Collected data
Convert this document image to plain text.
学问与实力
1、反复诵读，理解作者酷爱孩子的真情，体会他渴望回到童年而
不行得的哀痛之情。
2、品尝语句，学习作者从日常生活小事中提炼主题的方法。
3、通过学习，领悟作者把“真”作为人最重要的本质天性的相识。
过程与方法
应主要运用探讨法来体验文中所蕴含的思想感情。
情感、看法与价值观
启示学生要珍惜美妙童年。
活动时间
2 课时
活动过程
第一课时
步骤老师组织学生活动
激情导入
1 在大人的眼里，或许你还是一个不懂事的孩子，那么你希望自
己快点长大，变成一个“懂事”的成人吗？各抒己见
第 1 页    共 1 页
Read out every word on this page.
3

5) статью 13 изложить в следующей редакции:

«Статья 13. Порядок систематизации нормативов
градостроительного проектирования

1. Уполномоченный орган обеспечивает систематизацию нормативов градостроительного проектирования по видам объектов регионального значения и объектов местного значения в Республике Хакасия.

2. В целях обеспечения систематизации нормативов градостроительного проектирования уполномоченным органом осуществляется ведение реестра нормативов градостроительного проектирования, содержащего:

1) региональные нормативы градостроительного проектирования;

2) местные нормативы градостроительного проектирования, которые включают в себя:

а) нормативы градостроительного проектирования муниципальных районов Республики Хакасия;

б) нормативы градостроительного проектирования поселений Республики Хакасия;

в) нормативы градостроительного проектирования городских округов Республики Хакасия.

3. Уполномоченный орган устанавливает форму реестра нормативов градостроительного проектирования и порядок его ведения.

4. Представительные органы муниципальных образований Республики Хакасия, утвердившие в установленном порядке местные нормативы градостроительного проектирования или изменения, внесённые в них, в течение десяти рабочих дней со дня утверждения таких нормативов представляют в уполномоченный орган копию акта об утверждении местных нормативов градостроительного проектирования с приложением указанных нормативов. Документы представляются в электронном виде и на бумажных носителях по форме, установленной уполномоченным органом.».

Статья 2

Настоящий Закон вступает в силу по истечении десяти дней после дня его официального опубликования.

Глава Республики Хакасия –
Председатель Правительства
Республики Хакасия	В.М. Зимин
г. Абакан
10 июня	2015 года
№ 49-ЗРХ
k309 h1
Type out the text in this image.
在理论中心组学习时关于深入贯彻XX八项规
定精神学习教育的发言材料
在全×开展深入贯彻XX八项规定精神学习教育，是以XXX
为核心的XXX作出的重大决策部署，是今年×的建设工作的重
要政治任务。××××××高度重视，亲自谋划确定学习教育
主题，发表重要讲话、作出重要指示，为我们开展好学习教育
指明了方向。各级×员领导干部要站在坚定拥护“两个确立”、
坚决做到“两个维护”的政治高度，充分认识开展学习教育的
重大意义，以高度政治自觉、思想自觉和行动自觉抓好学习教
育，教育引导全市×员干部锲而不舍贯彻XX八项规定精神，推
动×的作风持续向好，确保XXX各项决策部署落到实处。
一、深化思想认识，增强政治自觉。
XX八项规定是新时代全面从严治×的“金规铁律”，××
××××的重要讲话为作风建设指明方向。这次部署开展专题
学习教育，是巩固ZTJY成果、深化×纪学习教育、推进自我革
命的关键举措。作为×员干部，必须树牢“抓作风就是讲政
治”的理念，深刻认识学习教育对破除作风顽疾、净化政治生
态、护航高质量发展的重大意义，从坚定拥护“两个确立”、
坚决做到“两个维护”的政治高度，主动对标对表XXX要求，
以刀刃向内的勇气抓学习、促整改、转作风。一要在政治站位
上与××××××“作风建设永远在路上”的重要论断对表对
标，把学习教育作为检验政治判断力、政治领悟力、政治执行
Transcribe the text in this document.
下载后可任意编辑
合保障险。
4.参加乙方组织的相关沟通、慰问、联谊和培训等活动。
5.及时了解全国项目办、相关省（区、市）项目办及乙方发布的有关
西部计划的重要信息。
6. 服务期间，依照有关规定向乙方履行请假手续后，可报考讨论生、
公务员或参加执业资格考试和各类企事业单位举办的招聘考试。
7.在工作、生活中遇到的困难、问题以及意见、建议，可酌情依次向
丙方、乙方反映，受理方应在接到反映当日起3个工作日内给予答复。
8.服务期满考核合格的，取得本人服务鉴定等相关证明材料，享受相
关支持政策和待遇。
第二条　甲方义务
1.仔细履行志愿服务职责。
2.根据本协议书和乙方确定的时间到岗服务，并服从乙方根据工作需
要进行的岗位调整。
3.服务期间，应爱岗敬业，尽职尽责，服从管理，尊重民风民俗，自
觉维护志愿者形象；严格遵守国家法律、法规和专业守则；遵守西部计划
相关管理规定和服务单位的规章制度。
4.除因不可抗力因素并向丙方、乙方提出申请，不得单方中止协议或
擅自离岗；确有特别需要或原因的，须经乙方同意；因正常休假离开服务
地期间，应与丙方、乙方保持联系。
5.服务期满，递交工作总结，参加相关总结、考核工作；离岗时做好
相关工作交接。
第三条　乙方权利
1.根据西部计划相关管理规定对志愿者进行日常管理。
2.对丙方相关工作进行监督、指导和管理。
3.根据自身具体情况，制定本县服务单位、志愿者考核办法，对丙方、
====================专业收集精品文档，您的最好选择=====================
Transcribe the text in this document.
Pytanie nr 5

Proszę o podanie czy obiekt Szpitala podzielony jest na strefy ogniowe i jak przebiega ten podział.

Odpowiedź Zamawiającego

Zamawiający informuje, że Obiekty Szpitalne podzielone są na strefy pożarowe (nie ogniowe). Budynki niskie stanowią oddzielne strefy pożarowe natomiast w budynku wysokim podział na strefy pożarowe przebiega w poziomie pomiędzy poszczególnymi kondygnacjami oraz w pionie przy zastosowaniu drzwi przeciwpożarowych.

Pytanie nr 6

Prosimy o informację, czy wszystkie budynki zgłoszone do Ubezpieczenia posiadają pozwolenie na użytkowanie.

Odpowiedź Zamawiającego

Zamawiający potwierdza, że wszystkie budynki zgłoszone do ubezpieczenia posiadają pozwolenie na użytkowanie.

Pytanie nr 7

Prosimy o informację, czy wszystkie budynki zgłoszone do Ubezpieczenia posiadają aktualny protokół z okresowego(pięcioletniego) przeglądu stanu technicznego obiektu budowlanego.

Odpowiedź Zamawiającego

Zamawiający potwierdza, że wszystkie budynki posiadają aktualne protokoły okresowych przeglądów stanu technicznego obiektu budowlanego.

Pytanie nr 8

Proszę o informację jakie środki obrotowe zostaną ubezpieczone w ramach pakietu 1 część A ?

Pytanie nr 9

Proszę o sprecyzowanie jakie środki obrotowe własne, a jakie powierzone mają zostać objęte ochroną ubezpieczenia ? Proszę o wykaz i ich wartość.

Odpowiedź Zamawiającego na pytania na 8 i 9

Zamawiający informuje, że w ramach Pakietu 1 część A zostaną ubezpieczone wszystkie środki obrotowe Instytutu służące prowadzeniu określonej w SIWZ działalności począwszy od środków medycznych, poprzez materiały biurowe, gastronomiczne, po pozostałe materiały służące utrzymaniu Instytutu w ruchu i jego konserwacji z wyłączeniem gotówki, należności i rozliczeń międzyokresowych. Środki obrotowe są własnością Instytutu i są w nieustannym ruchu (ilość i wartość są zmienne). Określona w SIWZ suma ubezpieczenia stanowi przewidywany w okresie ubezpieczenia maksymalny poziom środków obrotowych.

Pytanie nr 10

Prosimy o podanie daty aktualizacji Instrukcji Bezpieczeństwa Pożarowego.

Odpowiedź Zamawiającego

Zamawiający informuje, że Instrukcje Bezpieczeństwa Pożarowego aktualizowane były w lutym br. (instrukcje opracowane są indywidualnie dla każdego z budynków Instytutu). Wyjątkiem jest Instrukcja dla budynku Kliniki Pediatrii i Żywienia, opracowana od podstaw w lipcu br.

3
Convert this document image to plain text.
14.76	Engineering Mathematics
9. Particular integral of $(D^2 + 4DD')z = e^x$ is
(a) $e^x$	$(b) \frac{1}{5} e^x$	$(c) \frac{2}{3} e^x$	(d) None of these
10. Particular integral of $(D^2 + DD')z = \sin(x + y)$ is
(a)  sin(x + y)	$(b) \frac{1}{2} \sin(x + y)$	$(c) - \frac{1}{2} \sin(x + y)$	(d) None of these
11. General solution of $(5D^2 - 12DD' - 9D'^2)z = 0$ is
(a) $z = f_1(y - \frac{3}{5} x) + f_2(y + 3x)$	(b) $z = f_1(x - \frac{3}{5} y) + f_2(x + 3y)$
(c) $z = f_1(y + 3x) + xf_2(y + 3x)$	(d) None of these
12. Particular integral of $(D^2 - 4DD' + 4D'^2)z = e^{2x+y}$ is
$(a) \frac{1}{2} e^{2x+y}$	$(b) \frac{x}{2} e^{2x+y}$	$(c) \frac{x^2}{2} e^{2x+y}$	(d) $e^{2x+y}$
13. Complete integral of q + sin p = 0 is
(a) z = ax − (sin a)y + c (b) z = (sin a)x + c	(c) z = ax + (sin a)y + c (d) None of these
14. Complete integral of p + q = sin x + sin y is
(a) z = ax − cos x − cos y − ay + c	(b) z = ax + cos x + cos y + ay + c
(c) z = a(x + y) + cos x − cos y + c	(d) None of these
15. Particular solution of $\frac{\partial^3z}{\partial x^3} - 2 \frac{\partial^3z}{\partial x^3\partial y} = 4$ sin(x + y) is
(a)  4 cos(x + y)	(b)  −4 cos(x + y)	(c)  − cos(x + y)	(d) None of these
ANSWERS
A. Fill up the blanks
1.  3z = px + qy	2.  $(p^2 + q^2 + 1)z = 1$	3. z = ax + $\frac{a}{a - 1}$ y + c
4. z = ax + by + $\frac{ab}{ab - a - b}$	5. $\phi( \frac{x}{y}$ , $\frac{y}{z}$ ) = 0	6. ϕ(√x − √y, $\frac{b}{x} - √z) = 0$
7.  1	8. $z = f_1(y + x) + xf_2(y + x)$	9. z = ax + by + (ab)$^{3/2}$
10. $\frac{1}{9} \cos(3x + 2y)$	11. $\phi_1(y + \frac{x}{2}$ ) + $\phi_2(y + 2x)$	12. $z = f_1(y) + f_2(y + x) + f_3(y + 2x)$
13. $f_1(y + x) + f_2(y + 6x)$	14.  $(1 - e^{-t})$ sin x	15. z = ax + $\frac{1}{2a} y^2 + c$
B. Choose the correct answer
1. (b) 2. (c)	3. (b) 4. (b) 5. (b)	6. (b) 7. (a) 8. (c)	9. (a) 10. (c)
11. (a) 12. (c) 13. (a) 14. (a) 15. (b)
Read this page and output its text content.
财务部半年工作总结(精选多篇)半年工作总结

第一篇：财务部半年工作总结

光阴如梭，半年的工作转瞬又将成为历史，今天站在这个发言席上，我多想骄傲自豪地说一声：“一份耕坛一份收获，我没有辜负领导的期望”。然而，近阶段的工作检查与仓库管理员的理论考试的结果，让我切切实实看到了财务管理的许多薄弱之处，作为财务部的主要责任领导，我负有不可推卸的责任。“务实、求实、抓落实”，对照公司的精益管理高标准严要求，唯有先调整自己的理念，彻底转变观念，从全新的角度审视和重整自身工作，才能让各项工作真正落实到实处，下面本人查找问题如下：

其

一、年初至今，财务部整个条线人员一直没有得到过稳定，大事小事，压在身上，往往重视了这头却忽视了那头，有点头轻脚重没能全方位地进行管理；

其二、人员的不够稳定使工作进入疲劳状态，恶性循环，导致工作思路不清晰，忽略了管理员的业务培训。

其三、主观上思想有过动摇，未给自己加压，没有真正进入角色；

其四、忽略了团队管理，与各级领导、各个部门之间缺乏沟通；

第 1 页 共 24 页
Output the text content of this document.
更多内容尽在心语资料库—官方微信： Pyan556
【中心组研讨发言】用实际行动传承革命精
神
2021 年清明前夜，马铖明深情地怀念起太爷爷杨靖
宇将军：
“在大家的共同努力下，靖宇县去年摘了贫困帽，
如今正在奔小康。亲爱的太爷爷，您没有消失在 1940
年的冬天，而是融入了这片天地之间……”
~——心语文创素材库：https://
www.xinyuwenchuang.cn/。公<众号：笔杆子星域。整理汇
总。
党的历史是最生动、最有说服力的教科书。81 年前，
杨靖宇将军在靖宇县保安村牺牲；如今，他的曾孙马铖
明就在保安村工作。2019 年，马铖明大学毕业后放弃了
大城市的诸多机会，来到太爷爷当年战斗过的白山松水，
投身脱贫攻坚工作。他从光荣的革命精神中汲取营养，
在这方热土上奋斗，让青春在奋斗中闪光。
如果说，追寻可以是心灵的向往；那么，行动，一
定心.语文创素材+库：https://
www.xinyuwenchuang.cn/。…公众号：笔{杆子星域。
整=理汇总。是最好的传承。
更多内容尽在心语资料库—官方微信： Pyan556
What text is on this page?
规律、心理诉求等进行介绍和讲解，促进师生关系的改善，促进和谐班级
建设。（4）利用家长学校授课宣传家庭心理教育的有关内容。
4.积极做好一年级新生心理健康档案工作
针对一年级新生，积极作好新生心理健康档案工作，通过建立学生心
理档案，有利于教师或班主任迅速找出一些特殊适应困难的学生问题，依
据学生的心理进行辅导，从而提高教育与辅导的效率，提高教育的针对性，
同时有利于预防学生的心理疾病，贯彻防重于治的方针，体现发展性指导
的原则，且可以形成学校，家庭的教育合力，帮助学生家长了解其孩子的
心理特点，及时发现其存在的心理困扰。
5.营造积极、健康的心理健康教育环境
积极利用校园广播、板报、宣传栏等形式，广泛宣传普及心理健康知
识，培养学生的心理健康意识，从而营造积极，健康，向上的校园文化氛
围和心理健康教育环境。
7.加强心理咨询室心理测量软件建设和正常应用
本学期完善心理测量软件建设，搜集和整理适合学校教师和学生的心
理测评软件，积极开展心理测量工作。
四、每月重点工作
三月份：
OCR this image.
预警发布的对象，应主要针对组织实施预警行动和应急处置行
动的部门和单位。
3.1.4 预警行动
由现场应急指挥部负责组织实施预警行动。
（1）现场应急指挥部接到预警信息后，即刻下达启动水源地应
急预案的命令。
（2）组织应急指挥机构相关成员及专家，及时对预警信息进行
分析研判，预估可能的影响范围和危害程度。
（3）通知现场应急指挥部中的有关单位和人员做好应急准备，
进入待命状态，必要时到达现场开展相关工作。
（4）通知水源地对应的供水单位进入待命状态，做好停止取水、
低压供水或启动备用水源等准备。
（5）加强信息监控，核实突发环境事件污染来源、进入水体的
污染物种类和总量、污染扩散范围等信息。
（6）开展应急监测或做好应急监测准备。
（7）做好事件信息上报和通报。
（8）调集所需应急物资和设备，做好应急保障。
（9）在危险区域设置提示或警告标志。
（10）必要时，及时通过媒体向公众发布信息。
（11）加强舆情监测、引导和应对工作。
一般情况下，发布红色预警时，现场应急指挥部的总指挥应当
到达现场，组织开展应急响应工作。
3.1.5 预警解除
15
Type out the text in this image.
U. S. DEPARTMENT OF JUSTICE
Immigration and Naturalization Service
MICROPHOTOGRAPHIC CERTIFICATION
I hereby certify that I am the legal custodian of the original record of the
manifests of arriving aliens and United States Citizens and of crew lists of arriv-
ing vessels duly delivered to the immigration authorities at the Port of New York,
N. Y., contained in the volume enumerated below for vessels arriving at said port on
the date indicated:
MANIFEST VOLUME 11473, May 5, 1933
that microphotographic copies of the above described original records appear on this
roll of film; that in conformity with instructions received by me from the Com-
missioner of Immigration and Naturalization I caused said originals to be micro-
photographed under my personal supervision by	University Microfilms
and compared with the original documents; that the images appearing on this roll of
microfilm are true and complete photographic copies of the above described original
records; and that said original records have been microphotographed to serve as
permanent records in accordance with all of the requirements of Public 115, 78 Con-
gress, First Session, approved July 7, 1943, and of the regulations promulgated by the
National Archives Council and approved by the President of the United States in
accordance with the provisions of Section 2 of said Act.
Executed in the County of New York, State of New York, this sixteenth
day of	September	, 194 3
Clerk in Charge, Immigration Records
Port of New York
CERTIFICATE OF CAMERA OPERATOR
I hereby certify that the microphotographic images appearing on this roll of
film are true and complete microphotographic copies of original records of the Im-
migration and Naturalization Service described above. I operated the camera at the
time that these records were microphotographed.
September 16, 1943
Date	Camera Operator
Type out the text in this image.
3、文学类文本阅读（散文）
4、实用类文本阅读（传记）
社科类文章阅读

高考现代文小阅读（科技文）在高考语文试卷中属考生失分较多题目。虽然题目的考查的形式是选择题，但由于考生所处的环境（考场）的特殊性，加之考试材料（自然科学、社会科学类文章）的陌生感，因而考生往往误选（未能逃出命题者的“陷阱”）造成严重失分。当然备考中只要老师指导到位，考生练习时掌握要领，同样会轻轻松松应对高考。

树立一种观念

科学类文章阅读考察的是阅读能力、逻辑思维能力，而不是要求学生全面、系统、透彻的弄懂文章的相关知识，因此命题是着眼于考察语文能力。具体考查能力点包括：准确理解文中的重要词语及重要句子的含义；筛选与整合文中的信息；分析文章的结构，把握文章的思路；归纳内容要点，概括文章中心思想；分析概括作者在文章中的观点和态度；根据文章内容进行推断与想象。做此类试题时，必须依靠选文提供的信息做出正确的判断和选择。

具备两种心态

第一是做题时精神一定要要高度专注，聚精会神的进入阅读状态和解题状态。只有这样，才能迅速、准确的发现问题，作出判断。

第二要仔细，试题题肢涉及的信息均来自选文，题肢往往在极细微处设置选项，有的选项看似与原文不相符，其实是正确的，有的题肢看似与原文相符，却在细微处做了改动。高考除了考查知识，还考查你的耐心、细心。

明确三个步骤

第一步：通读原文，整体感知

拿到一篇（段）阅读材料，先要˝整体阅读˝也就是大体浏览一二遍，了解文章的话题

- **WORK TO BE COMPLETED**
Copy each line of the data that contains the word "органом".

- **EXPECTED ANSWER**
2. В целях обеспечения систематизации нормативов градостроительного проектирования уполномоченным органом осуществляется ведение реестра нормативов градостроительного проектирования, содержащего:
4. Представительные органы муниципальных образований Республики Хакасия, утвердившие в установленном порядке местные нормативы градостроительного проектирования или изменения, внесённые в них, в течение десяти рабочих дней со дня утверждения таких нормативов представляют в уполномоченный орган копию акта об утверждении местных нормативов градостроительного проектирования с приложением указанных нормативов. Документы представляются в электронном виде и на бумажных носителях по форме, установленной уполномоченным органом.».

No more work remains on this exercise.